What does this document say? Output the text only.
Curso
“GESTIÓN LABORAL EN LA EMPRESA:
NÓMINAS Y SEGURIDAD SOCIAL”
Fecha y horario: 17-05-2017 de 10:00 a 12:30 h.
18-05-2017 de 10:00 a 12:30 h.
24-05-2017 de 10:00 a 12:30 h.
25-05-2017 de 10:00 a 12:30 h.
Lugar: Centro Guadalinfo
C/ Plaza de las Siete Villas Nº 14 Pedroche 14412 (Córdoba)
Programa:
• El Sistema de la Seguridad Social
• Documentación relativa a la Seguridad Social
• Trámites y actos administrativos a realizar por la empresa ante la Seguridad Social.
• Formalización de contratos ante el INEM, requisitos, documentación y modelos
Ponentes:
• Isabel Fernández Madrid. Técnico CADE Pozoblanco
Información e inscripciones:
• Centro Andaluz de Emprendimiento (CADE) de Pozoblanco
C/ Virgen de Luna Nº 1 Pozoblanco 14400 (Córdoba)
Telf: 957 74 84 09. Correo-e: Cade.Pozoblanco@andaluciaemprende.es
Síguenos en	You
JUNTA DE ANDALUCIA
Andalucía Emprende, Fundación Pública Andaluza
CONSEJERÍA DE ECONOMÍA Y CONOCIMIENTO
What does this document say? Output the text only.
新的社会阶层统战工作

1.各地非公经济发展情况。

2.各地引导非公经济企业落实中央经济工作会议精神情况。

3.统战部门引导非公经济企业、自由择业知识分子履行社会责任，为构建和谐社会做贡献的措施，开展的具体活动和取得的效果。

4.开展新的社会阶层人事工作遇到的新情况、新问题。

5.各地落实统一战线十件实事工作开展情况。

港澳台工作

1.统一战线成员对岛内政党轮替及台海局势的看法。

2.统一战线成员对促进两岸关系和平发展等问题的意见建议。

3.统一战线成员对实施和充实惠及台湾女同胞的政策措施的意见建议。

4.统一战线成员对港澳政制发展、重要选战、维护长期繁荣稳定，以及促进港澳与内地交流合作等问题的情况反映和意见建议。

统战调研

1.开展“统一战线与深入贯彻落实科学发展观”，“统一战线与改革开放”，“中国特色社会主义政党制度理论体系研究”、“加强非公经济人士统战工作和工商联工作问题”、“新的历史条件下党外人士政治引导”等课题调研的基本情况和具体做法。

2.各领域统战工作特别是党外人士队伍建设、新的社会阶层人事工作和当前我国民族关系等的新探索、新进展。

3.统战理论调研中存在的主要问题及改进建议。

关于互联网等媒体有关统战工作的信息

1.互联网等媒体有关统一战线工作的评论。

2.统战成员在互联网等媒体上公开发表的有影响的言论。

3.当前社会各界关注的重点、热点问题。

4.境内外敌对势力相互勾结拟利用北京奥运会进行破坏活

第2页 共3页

####

_PROBLEM DESCRIPTION_: Write out the full listing, keeping every line exactly as it is.

_WRITTEN ANSWER_:
What does this document say? Output the text only.
Curso
“GESTIÓN LABORAL EN LA EMPRESA:
NÓMINAS Y SEGURIDAD SOCIAL”
Fecha y horario: 17-05-2017 de 10:00 a 12:30 h.
18-05-2017 de 10:00 a 12:30 h.
24-05-2017 de 10:00 a 12:30 h.
25-05-2017 de 10:00 a 12:30 h.
Lugar: Centro Guadalinfo
C/ Plaza de las Siete Villas Nº 14 Pedroche 14412 (Córdoba)
Programa:
• El Sistema de la Seguridad Social
• Documentación relativa a la Seguridad Social
• Trámites y actos administrativos a realizar por la empresa ante la Seguridad Social.
• Formalización de contratos ante el INEM, requisitos, documentación y modelos
Ponentes:
• Isabel Fernández Madrid. Técnico CADE Pozoblanco
Información e inscripciones:
• Centro Andaluz de Emprendimiento (CADE) de Pozoblanco
C/ Virgen de Luna Nº 1 Pozoblanco 14400 (Córdoba)
Telf: 957 74 84 09. Correo-e: Cade.Pozoblanco@andaluciaemprende.es
Síguenos en	You
JUNTA DE ANDALUCIA
Andalucía Emprende, Fundación Pública Andaluza
CONSEJERÍA DE ECONOMÍA Y CONOCIMIENTO
What does this document say? Output the text only.
新的社会阶层统战工作

1.各地非公经济发展情况。

2.各地引导非公经济企业落实中央经济工作会议精神情况。

3.统战部门引导非公经济企业、自由择业知识分子履行社会责任，为构建和谐社会做贡献的措施，开展的具体活动和取得的效果。

4.开展新的社会阶层人事工作遇到的新情况、新问题。

5.各地落实统一战线十件实事工作开展情况。

港澳台工作

1.统一战线成员对岛内政党轮替及台海局势的看法。

2.统一战线成员对促进两岸关系和平发展等问题的意见建议。

3.统一战线成员对实施和充实惠及台湾女同胞的政策措施的意见建议。

4.统一战线成员对港澳政制发展、重要选战、维护长期繁荣稳定，以及促进港澳与内地交流合作等问题的情况反映和意见建议。

统战调研

1.开展“统一战线与深入贯彻落实科学发展观”，“统一战线与改革开放”，“中国特色社会主义政党制度理论体系研究”、“加强非公经济人士统战工作和工商联工作问题”、“新的历史条件下党外人士政治引导”等课题调研的基本情况和具体做法。

2.各领域统战工作特别是党外人士队伍建设、新的社会阶层人事工作和当前我国民族关系等的新探索、新进展。

3.统战理论调研中存在的主要问题及改进建议。

关于互联网等媒体有关统战工作的信息

1.互联网等媒体有关统一战线工作的评论。

2.统战成员在互联网等媒体上公开发表的有影响的言论。

3.当前社会各界关注的重点、热点问题。

4.境内外敌对势力相互勾结拟利用北京奥运会进行破坏活

第2页 共3页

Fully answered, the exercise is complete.